====== Data supplied

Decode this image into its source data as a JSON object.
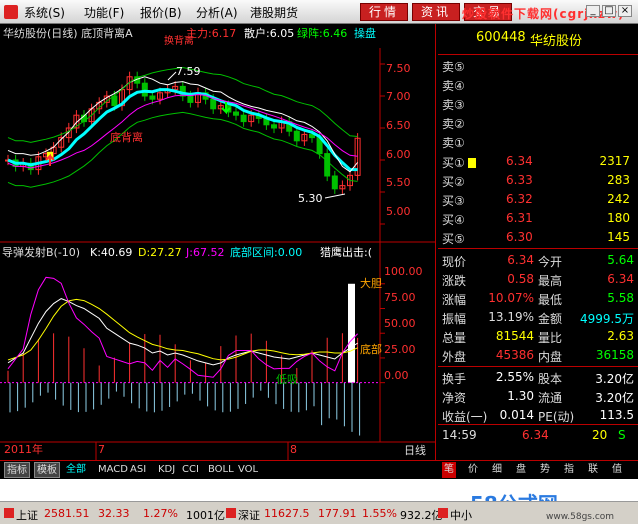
{
  "menu": {
    "items": [
      "系统(S)",
      "功能(F)",
      "报价(B)",
      "分析(A)",
      "港股期货"
    ],
    "buttons": [
      "行情",
      "资讯",
      "交易"
    ],
    "watermark_text": "炒股软件下载网(cgrjxzw)"
  },
  "chart": {
    "title": "华纺股份(日线) 底顶背离A",
    "main_force": "主力:6.17",
    "retail": "散户:6.05",
    "green_line": "绿阵:6.46",
    "switch_label": "操盘",
    "top_clipped": "换背离",
    "price_axis": [
      "7.50",
      "7.00",
      "6.50",
      "6.00",
      "5.50",
      "5.00"
    ],
    "high_label": "7.59",
    "low_label": "5.30",
    "annotation": "底背离",
    "colors": {
      "cyan": "#00ffff",
      "magenta": "#ff00ff",
      "yellow": "#ffff00",
      "white": "#ffffff",
      "green": "#00c000",
      "red": "#ff3030"
    }
  },
  "chart_data": [
    {
      "type": "line",
      "title": "华纺股份(日线) 底顶背离A",
      "ylim": [
        5.0,
        7.75
      ],
      "ticks": [
        5.0,
        5.5,
        6.0,
        6.5,
        7.0,
        7.5
      ],
      "annotations": [
        "7.59",
        "5.30",
        "底背离"
      ],
      "series": [
        {
          "name": "主力",
          "last": 6.17
        },
        {
          "name": "散户",
          "last": 6.05
        },
        {
          "name": "绿阵",
          "last": 6.46
        }
      ]
    },
    {
      "type": "line",
      "title": "导弹发射B(-10)",
      "ylim": [
        -60,
        120
      ],
      "ticks": [
        0,
        25,
        50,
        75,
        100
      ],
      "series": [
        {
          "name": "K",
          "last": 40.69
        },
        {
          "name": "D",
          "last": 27.27
        },
        {
          "name": "J",
          "last": 67.52
        }
      ],
      "annotations": [
        "大胆",
        "底部",
        "低吸"
      ]
    }
  ],
  "indicator": {
    "name": "导弹发射B(-10)",
    "k": "K:40.69",
    "d": "D:27.27",
    "j": "J:67.52",
    "zone": "底部区间:0.00",
    "hawk": "猎鹰出击:(",
    "axis": [
      "100.00",
      "75.00",
      "50.00",
      "25.00",
      "0.00"
    ],
    "label_bold": "大胆",
    "label_bottom": "底部",
    "label_buy": "低吸"
  },
  "date_axis": [
    "2011年",
    "7",
    "8"
  ],
  "period": "日线",
  "quote": {
    "code": "600448",
    "name": "华纺股份",
    "sell": [
      {
        "label": "卖⑤",
        "price": "",
        "vol": ""
      },
      {
        "label": "卖④",
        "price": "",
        "vol": ""
      },
      {
        "label": "卖③",
        "price": "",
        "vol": ""
      },
      {
        "label": "卖②",
        "price": "",
        "vol": ""
      },
      {
        "label": "卖①",
        "price": "",
        "vol": ""
      }
    ],
    "buy": [
      {
        "label": "买①",
        "price": "6.34",
        "vol": "2317"
      },
      {
        "label": "买②",
        "price": "6.33",
        "vol": "283"
      },
      {
        "label": "买③",
        "price": "6.32",
        "vol": "242"
      },
      {
        "label": "买④",
        "price": "6.31",
        "vol": "180"
      },
      {
        "label": "买⑤",
        "price": "6.30",
        "vol": "145"
      }
    ],
    "stats": [
      [
        "现价",
        "6.34",
        "今开",
        "5.64"
      ],
      [
        "涨跌",
        "0.58",
        "最高",
        "6.34"
      ],
      [
        "涨幅",
        "10.07%",
        "最低",
        "5.58"
      ],
      [
        "振幅",
        "13.19%",
        "金额",
        "4999.5万"
      ],
      [
        "总量",
        "81544",
        "量比",
        "2.63"
      ],
      [
        "外盘",
        "45386",
        "内盘",
        "36158"
      ]
    ],
    "stats2": [
      [
        "换手",
        "2.55%",
        "股本",
        "3.20亿"
      ],
      [
        "净资",
        "1.30",
        "流通",
        "3.20亿"
      ],
      [
        "收益(一)",
        "0.014",
        "PE(动)",
        "113.5"
      ]
    ],
    "tick": {
      "time": "14:59",
      "price": "6.34",
      "vol": "20",
      "flag": "S"
    },
    "bottom_tabs": [
      "笔",
      "价",
      "细",
      "盘",
      "势",
      "指",
      "联",
      "值"
    ]
  },
  "tabs": [
    "指标",
    "模板",
    "全部",
    "MACD",
    "ASI",
    "KDJ",
    "CCI",
    "BOLL",
    "VOL"
  ],
  "status": {
    "sh_label": "上证",
    "sh": "2581.51",
    "sh_chg": "32.33",
    "sh_pct": "1.27%",
    "sh_amt": "1001亿",
    "sz_label": "深证",
    "sz": "11627.5",
    "sz_chg": "177.91",
    "sz_pct": "1.55%",
    "sz_amt": "932.2亿",
    "sme_label": "中小"
  },
  "watermark": {
    "main": "58公式网",
    "url": "www.58gs.com"
  }
}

============

Copy each line from the data above that includes "底顶背离A".

    "title": "华纺股份(日线) 底顶背离A",
      "title": "华纺股份(日线) 底顶背离A",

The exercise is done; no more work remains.